'''

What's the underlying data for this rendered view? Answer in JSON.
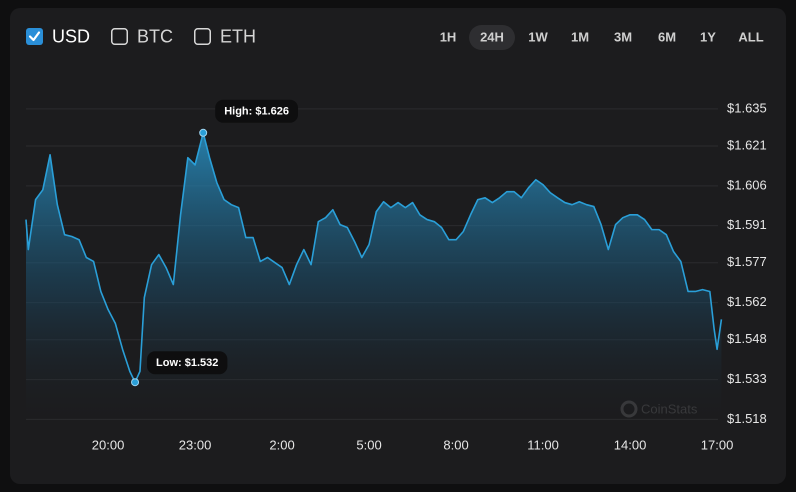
{
  "controls": {
    "currencies": [
      {
        "label": "USD",
        "checked": true
      },
      {
        "label": "BTC",
        "checked": false
      },
      {
        "label": "ETH",
        "checked": false
      }
    ],
    "ranges": [
      {
        "label": "1H",
        "active": false
      },
      {
        "label": "24H",
        "active": true
      },
      {
        "label": "1W",
        "active": false
      },
      {
        "label": "1M",
        "active": false
      },
      {
        "label": "3M",
        "active": false
      },
      {
        "label": "6M",
        "active": false
      },
      {
        "label": "1Y",
        "active": false
      },
      {
        "label": "ALL",
        "active": false
      }
    ]
  },
  "chart_data": {
    "type": "area",
    "watermark": "CoinStats",
    "annotations": [
      "High: $1.626",
      "Low: $1.532"
    ],
    "x": [
      17.17,
      17.25,
      17.5,
      17.75,
      18,
      18.25,
      18.5,
      18.75,
      19,
      19.25,
      19.5,
      19.75,
      20,
      20.25,
      20.5,
      20.75,
      20.93,
      21.1,
      21.25,
      21.5,
      21.75,
      22,
      22.25,
      22.5,
      22.75,
      23,
      23.28,
      23.5,
      23.75,
      24,
      24.25,
      24.5,
      24.75,
      25,
      25.25,
      25.5,
      25.75,
      26,
      26.25,
      26.5,
      26.75,
      27,
      27.25,
      27.5,
      27.75,
      28,
      28.25,
      28.5,
      28.75,
      29,
      29.25,
      29.5,
      29.75,
      30,
      30.25,
      30.5,
      30.75,
      31,
      31.25,
      31.5,
      31.75,
      32,
      32.25,
      32.5,
      32.75,
      33,
      33.25,
      33.5,
      33.75,
      34,
      34.25,
      34.5,
      34.75,
      35,
      35.25,
      35.5,
      35.75,
      36,
      36.25,
      36.5,
      36.75,
      37,
      37.25,
      37.5,
      37.75,
      38,
      38.25,
      38.5,
      38.75,
      39,
      39.25,
      39.5,
      39.75,
      40,
      40.25,
      40.5,
      40.75,
      40.9,
      41,
      41.15
    ],
    "series": [
      {
        "name": "USD",
        "color": "#2a9fd8",
        "values": [
          1.5933,
          1.582,
          1.6008,
          1.6045,
          1.6177,
          1.5989,
          1.5876,
          1.5869,
          1.5857,
          1.579,
          1.5775,
          1.5662,
          1.5594,
          1.5542,
          1.5444,
          1.5361,
          1.532,
          1.5361,
          1.5639,
          1.5763,
          1.5801,
          1.5752,
          1.5688,
          1.5951,
          1.6166,
          1.6139,
          1.626,
          1.6166,
          1.6072,
          1.6008,
          1.5989,
          1.5978,
          1.5865,
          1.5865,
          1.5775,
          1.579,
          1.5771,
          1.5752,
          1.5688,
          1.5763,
          1.582,
          1.5763,
          1.5925,
          1.594,
          1.597,
          1.5914,
          1.5903,
          1.585,
          1.579,
          1.5839,
          1.5963,
          1.6,
          1.5978,
          1.5997,
          1.5978,
          1.5997,
          1.5951,
          1.5933,
          1.5925,
          1.5903,
          1.5857,
          1.5857,
          1.5888,
          1.5951,
          1.6008,
          1.6015,
          1.5997,
          1.6015,
          1.6038,
          1.6038,
          1.6015,
          1.6053,
          1.6083,
          1.6064,
          1.6034,
          1.6015,
          1.5997,
          1.5989,
          1.6,
          1.5989,
          1.5982,
          1.5914,
          1.582,
          1.5914,
          1.594,
          1.5951,
          1.5951,
          1.5933,
          1.5895,
          1.5895,
          1.5876,
          1.5812,
          1.5775,
          1.5662,
          1.5662,
          1.5669,
          1.5662,
          1.5519,
          1.5444,
          1.5557
        ]
      }
    ],
    "xlim": [
      17.17,
      41.17
    ],
    "xticks": [
      {
        "value": 20,
        "label": "20:00"
      },
      {
        "value": 23,
        "label": "23:00"
      },
      {
        "value": 26,
        "label": "2:00"
      },
      {
        "value": 29,
        "label": "5:00"
      },
      {
        "value": 32,
        "label": "8:00"
      },
      {
        "value": 35,
        "label": "11:00"
      },
      {
        "value": 38,
        "label": "14:00"
      },
      {
        "value": 41,
        "label": "17:00"
      }
    ],
    "ylim": [
      1.514,
      1.644
    ],
    "yticks": [
      {
        "value": 1.635,
        "label": "$1.635"
      },
      {
        "value": 1.621,
        "label": "$1.621"
      },
      {
        "value": 1.606,
        "label": "$1.606"
      },
      {
        "value": 1.591,
        "label": "$1.591"
      },
      {
        "value": 1.577,
        "label": "$1.577"
      },
      {
        "value": 1.562,
        "label": "$1.562"
      },
      {
        "value": 1.548,
        "label": "$1.548"
      },
      {
        "value": 1.533,
        "label": "$1.533"
      },
      {
        "value": 1.518,
        "label": "$1.518"
      }
    ],
    "grid": true
  }
}
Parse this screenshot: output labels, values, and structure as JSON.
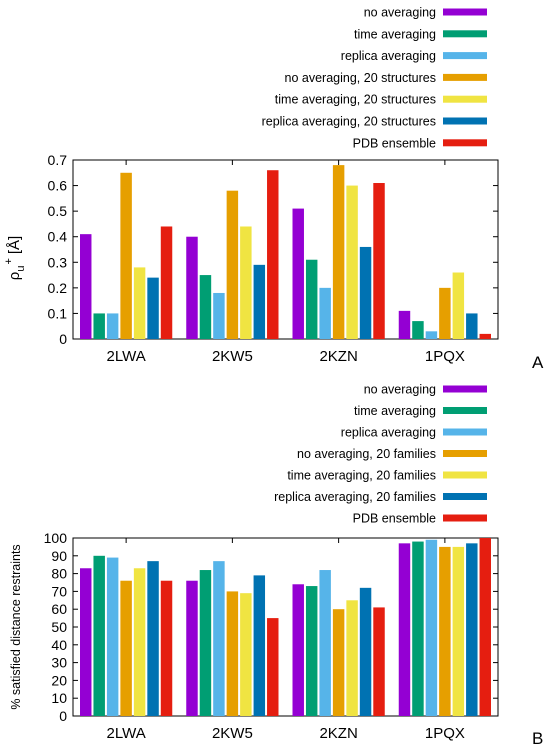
{
  "chart_data": [
    {
      "type": "bar",
      "panel_label": "A",
      "ylabel": "ρu⁺ [Å]",
      "ylabel_main": "ρ",
      "ylabel_sub": "u",
      "ylabel_sup": "+",
      "ylabel_unit": "[Å]",
      "ylim": [
        0,
        0.7
      ],
      "yticks": [
        "0",
        "0.1",
        "0.2",
        "0.3",
        "0.4",
        "0.5",
        "0.6",
        "0.7"
      ],
      "grid": false,
      "legend_position": "top-right",
      "categories": [
        "2LWA",
        "2KW5",
        "2KZN",
        "1PQX"
      ],
      "series": [
        {
          "name": "no averaging",
          "color": "#9400d3",
          "values": [
            0.41,
            0.4,
            0.51,
            0.11
          ]
        },
        {
          "name": "time averaging",
          "color": "#009e73",
          "values": [
            0.1,
            0.25,
            0.31,
            0.07
          ]
        },
        {
          "name": "replica averaging",
          "color": "#56b4e9",
          "values": [
            0.1,
            0.18,
            0.2,
            0.03
          ]
        },
        {
          "name": "no averaging, 20 structures",
          "color": "#e69f00",
          "values": [
            0.65,
            0.58,
            0.68,
            0.2
          ]
        },
        {
          "name": "time averaging, 20 structures",
          "color": "#f0e442",
          "values": [
            0.28,
            0.44,
            0.6,
            0.26
          ]
        },
        {
          "name": "replica averaging, 20 structures",
          "color": "#0072b2",
          "values": [
            0.24,
            0.29,
            0.36,
            0.1
          ]
        },
        {
          "name": "PDB ensemble",
          "color": "#e51e10",
          "values": [
            0.44,
            0.66,
            0.61,
            0.02
          ]
        }
      ]
    },
    {
      "type": "bar",
      "panel_label": "B",
      "ylabel": "% satisfied distance restraints",
      "ylim": [
        0,
        100
      ],
      "yticks": [
        "0",
        "10",
        "20",
        "30",
        "40",
        "50",
        "60",
        "70",
        "80",
        "90",
        "100"
      ],
      "grid": false,
      "legend_position": "top-right",
      "categories": [
        "2LWA",
        "2KW5",
        "2KZN",
        "1PQX"
      ],
      "series": [
        {
          "name": "no averaging",
          "color": "#9400d3",
          "values": [
            83,
            76,
            74,
            97
          ]
        },
        {
          "name": "time averaging",
          "color": "#009e73",
          "values": [
            90,
            82,
            73,
            98
          ]
        },
        {
          "name": "replica averaging",
          "color": "#56b4e9",
          "values": [
            89,
            87,
            82,
            99
          ]
        },
        {
          "name": "no averaging, 20 families",
          "color": "#e69f00",
          "values": [
            76,
            70,
            60,
            95
          ]
        },
        {
          "name": "time averaging, 20 families",
          "color": "#f0e442",
          "values": [
            83,
            69,
            65,
            95
          ]
        },
        {
          "name": "replica averaging, 20 families",
          "color": "#0072b2",
          "values": [
            87,
            79,
            72,
            97
          ]
        },
        {
          "name": "PDB ensemble",
          "color": "#e51e10",
          "values": [
            76,
            55,
            61,
            100
          ]
        }
      ]
    }
  ]
}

'''

• **EXERCISE REQUIREMENTS**
Examine the records and pull out every line where the string "averaging" occurs.

• **SOLUTION TO THE PROBLEM**
          "name": "no averaging",
          "name": "time averaging",
          "name": "replica averaging",
          "name": "no averaging, 20 structures",
          "name": "time averaging, 20 structures",
          "name": "replica averaging, 20 structures",
          "name": "no averaging",
          "name": "time averaging",
          "name": "replica averaging",
          "name": "no averaging, 20 families",
          "name": "time averaging, 20 families",
          "name": "replica averaging, 20 families",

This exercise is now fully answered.